Return the listing below verbatim. Pictures do not belong in the copy.

- [Input for this task]:
— Start —

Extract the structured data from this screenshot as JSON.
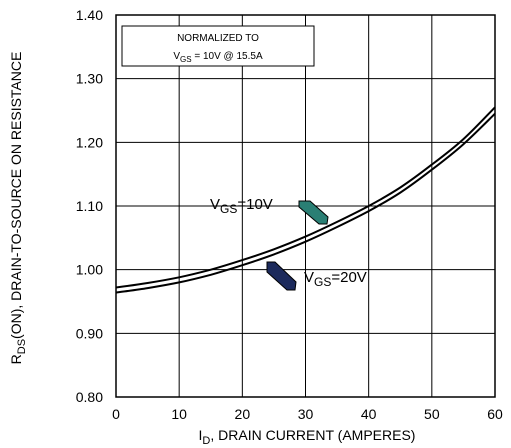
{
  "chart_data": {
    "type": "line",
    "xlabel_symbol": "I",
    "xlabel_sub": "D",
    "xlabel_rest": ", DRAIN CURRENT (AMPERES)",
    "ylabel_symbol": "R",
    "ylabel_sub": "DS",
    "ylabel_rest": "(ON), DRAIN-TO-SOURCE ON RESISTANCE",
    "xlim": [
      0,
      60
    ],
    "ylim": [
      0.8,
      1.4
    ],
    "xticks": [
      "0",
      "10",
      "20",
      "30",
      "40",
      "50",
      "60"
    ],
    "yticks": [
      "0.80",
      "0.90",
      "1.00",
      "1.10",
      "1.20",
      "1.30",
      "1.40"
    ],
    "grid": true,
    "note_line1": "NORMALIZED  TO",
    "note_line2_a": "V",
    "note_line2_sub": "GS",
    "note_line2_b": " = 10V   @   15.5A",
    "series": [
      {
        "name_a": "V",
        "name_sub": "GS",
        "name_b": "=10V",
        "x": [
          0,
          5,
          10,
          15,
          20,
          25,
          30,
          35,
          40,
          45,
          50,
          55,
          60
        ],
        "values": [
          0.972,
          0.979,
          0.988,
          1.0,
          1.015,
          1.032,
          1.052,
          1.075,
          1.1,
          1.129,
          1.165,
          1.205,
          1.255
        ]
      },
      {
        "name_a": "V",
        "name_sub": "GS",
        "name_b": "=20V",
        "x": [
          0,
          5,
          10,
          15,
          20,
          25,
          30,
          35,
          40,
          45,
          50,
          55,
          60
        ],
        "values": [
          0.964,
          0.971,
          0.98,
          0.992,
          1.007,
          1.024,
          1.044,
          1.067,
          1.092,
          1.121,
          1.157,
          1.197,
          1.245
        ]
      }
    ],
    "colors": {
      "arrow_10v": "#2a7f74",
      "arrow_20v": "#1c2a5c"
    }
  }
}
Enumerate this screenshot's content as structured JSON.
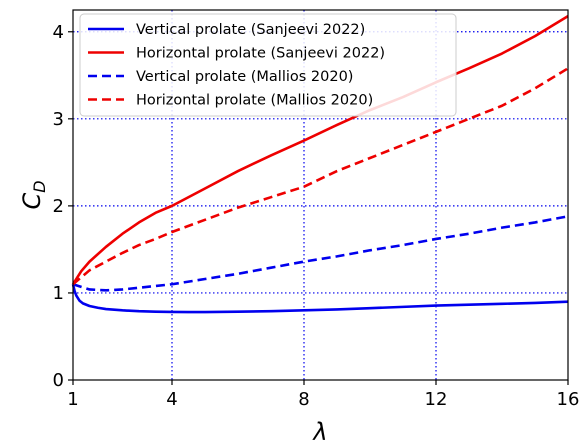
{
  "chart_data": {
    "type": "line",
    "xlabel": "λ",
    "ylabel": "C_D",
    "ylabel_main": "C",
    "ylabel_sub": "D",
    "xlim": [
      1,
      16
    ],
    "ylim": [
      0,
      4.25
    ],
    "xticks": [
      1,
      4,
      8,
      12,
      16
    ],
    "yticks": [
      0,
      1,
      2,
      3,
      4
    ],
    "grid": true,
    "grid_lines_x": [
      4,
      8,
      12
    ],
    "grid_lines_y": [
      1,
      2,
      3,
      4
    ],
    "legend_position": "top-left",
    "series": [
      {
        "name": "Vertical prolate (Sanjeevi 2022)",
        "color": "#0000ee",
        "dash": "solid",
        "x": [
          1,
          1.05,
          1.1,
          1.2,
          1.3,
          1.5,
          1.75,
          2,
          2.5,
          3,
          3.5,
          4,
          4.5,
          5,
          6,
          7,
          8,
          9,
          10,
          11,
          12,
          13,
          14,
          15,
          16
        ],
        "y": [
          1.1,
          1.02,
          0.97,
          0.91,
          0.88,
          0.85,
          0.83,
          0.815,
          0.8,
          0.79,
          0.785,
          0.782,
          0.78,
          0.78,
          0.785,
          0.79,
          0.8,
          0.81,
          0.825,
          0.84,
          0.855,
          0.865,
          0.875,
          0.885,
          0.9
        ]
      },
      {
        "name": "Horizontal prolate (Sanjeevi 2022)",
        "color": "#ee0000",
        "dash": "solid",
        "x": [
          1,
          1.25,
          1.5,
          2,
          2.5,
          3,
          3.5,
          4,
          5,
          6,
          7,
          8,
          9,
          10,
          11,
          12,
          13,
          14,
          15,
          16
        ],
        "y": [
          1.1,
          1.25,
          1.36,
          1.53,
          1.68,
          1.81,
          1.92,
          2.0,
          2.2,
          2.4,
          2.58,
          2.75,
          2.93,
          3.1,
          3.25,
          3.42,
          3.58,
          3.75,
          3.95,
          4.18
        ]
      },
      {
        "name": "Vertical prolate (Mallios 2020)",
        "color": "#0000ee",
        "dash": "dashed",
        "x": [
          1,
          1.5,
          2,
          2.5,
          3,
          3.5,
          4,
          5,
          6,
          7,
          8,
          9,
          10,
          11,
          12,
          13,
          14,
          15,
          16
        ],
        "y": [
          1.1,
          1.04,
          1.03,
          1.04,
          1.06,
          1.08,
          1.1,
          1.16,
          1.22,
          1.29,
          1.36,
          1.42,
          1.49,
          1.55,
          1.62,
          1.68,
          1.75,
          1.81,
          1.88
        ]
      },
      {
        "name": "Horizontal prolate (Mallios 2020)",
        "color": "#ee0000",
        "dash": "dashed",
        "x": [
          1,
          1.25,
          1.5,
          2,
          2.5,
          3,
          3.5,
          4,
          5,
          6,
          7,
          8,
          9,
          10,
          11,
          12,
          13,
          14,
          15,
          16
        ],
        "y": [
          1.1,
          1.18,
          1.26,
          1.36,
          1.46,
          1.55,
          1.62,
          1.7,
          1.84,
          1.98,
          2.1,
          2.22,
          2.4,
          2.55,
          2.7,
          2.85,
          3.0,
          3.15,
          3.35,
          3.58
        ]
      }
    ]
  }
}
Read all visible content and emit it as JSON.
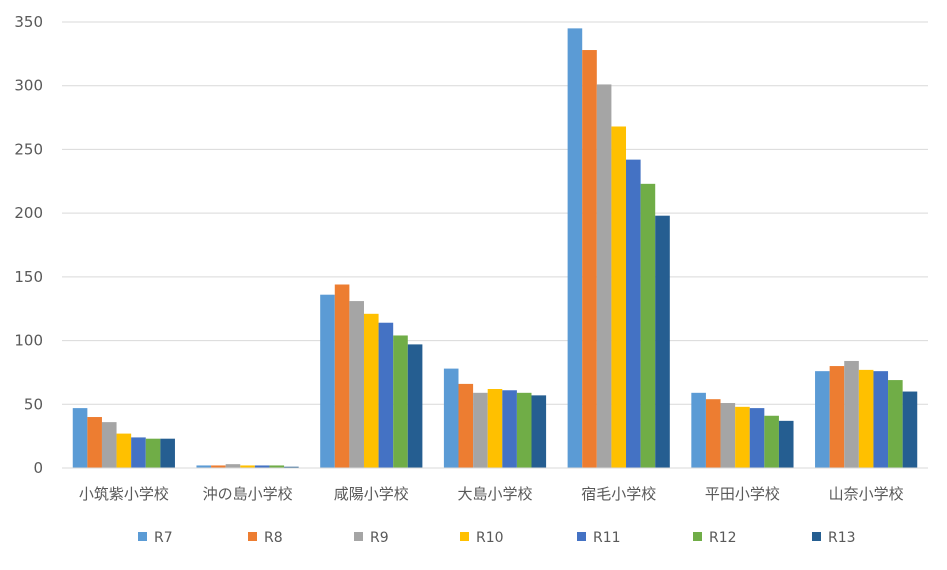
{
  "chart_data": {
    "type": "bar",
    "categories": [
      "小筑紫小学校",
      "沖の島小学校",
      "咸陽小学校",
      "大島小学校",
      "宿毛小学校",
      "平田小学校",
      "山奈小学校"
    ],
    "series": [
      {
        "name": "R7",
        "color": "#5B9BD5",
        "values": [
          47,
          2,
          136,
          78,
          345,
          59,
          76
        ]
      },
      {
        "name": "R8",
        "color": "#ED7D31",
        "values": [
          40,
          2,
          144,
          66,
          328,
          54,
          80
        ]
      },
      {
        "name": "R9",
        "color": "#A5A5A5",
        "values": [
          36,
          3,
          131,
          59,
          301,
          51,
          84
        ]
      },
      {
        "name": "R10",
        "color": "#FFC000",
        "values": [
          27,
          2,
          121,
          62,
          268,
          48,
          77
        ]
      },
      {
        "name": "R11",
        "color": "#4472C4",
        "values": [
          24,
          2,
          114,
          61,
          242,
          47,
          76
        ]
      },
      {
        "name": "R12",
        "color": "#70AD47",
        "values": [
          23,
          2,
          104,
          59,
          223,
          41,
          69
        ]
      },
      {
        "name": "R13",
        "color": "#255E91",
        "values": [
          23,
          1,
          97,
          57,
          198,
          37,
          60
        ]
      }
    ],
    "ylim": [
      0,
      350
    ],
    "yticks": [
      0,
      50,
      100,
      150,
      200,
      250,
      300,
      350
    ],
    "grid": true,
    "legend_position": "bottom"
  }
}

— End —

- [Response to the task]:
Extract the structured data from this screenshot as JSON.
{
  "chart_data": {
    "type": "line",
    "xlabel_symbol": "I",
    "xlabel_sub": "D",
    "xlabel_rest": ", DRAIN CURRENT (AMPERES)",
    "ylabel_symbol": "R",
    "ylabel_sub": "DS",
    "ylabel_rest": "(ON), DRAIN-TO-SOURCE ON RESISTANCE",
    "xlim": [
      0,
      60
    ],
    "ylim": [
      0.8,
      1.4
    ],
    "xticks": [
      "0",
      "10",
      "20",
      "30",
      "40",
      "50",
      "60"
    ],
    "yticks": [
      "0.80",
      "0.90",
      "1.00",
      "1.10",
      "1.20",
      "1.30",
      "1.40"
    ],
    "grid": true,
    "note_line1": "NORMALIZED  TO",
    "note_line2_a": "V",
    "note_line2_sub": "GS",
    "note_line2_b": " = 10V   @   15.5A",
    "series": [
      {
        "name_a": "V",
        "name_sub": "GS",
        "name_b": "=10V",
        "x": [
          0,
          5,
          10,
          15,
          20,
          25,
          30,
          35,
          40,
          45,
          50,
          55,
          60
        ],
        "values": [
          0.972,
          0.979,
          0.988,
          1.0,
          1.015,
          1.032,
          1.052,
          1.075,
          1.1,
          1.129,
          1.165,
          1.205,
          1.255
        ]
      },
      {
        "name_a": "V",
        "name_sub": "GS",
        "name_b": "=20V",
        "x": [
          0,
          5,
          10,
          15,
          20,
          25,
          30,
          35,
          40,
          45,
          50,
          55,
          60
        ],
        "values": [
          0.964,
          0.971,
          0.98,
          0.992,
          1.007,
          1.024,
          1.044,
          1.067,
          1.092,
          1.121,
          1.157,
          1.197,
          1.245
        ]
      }
    ],
    "colors": {
      "arrow_10v": "#2a7f74",
      "arrow_20v": "#1c2a5c"
    }
  }
}
Enumerate this screenshot's content as structured JSON.
{
  "chart_data": {
    "type": "line",
    "xlabel": "λ",
    "ylabel": "C_D",
    "ylabel_main": "C",
    "ylabel_sub": "D",
    "xlim": [
      1,
      16
    ],
    "ylim": [
      0,
      4.25
    ],
    "xticks": [
      1,
      4,
      8,
      12,
      16
    ],
    "yticks": [
      0,
      1,
      2,
      3,
      4
    ],
    "grid": true,
    "grid_lines_x": [
      4,
      8,
      12
    ],
    "grid_lines_y": [
      1,
      2,
      3,
      4
    ],
    "legend_position": "top-left",
    "series": [
      {
        "name": "Vertical prolate (Sanjeevi 2022)",
        "color": "#0000ee",
        "dash": "solid",
        "x": [
          1,
          1.05,
          1.1,
          1.2,
          1.3,
          1.5,
          1.75,
          2,
          2.5,
          3,
          3.5,
          4,
          4.5,
          5,
          6,
          7,
          8,
          9,
          10,
          11,
          12,
          13,
          14,
          15,
          16
        ],
        "y": [
          1.1,
          1.02,
          0.97,
          0.91,
          0.88,
          0.85,
          0.83,
          0.815,
          0.8,
          0.79,
          0.785,
          0.782,
          0.78,
          0.78,
          0.785,
          0.79,
          0.8,
          0.81,
          0.825,
          0.84,
          0.855,
          0.865,
          0.875,
          0.885,
          0.9
        ]
      },
      {
        "name": "Horizontal prolate (Sanjeevi 2022)",
        "color": "#ee0000",
        "dash": "solid",
        "x": [
          1,
          1.25,
          1.5,
          2,
          2.5,
          3,
          3.5,
          4,
          5,
          6,
          7,
          8,
          9,
          10,
          11,
          12,
          13,
          14,
          15,
          16
        ],
        "y": [
          1.1,
          1.25,
          1.36,
          1.53,
          1.68,
          1.81,
          1.92,
          2.0,
          2.2,
          2.4,
          2.58,
          2.75,
          2.93,
          3.1,
          3.25,
          3.42,
          3.58,
          3.75,
          3.95,
          4.18
        ]
      },
      {
        "name": "Vertical prolate (Mallios 2020)",
        "color": "#0000ee",
        "dash": "dashed",
        "x": [
          1,
          1.5,
          2,
          2.5,
          3,
          3.5,
          4,
          5,
          6,
          7,
          8,
          9,
          10,
          11,
          12,
          13,
          14,
          15,
          16
        ],
        "y": [
          1.1,
          1.04,
          1.03,
          1.04,
          1.06,
          1.08,
          1.1,
          1.16,
          1.22,
          1.29,
          1.36,
          1.42,
          1.49,
          1.55,
          1.62,
          1.68,
          1.75,
          1.81,
          1.88
        ]
      },
      {
        "name": "Horizontal prolate (Mallios 2020)",
        "color": "#ee0000",
        "dash": "dashed",
        "x": [
          1,
          1.25,
          1.5,
          2,
          2.5,
          3,
          3.5,
          4,
          5,
          6,
          7,
          8,
          9,
          10,
          11,
          12,
          13,
          14,
          15,
          16
        ],
        "y": [
          1.1,
          1.18,
          1.26,
          1.36,
          1.46,
          1.55,
          1.62,
          1.7,
          1.84,
          1.98,
          2.1,
          2.22,
          2.4,
          2.55,
          2.7,
          2.85,
          3.0,
          3.15,
          3.35,
          3.58
        ]
      }
    ]
  }
}
Read all visible content and emit it as JSON.
{
  "chart_data": {
    "type": "bar",
    "categories": [
      "小筑紫小学校",
      "沖の島小学校",
      "咸陽小学校",
      "大島小学校",
      "宿毛小学校",
      "平田小学校",
      "山奈小学校"
    ],
    "series": [
      {
        "name": "R7",
        "color": "#5B9BD5",
        "values": [
          47,
          2,
          136,
          78,
          345,
          59,
          76
        ]
      },
      {
        "name": "R8",
        "color": "#ED7D31",
        "values": [
          40,
          2,
          144,
          66,
          328,
          54,
          80
        ]
      },
      {
        "name": "R9",
        "color": "#A5A5A5",
        "values": [
          36,
          3,
          131,
          59,
          301,
          51,
          84
        ]
      },
      {
        "name": "R10",
        "color": "#FFC000",
        "values": [
          27,
          2,
          121,
          62,
          268,
          48,
          77
        ]
      },
      {
        "name": "R11",
        "color": "#4472C4",
        "values": [
          24,
          2,
          114,
          61,
          242,
          47,
          76
        ]
      },
      {
        "name": "R12",
        "color": "#70AD47",
        "values": [
          23,
          2,
          104,
          59,
          223,
          41,
          69
        ]
      },
      {
        "name": "R13",
        "color": "#255E91",
        "values": [
          23,
          1,
          97,
          57,
          198,
          37,
          60
        ]
      }
    ],
    "ylim": [
      0,
      350
    ],
    "yticks": [
      0,
      50,
      100,
      150,
      200,
      250,
      300,
      350
    ],
    "grid": true,
    "legend_position": "bottom"
  }
}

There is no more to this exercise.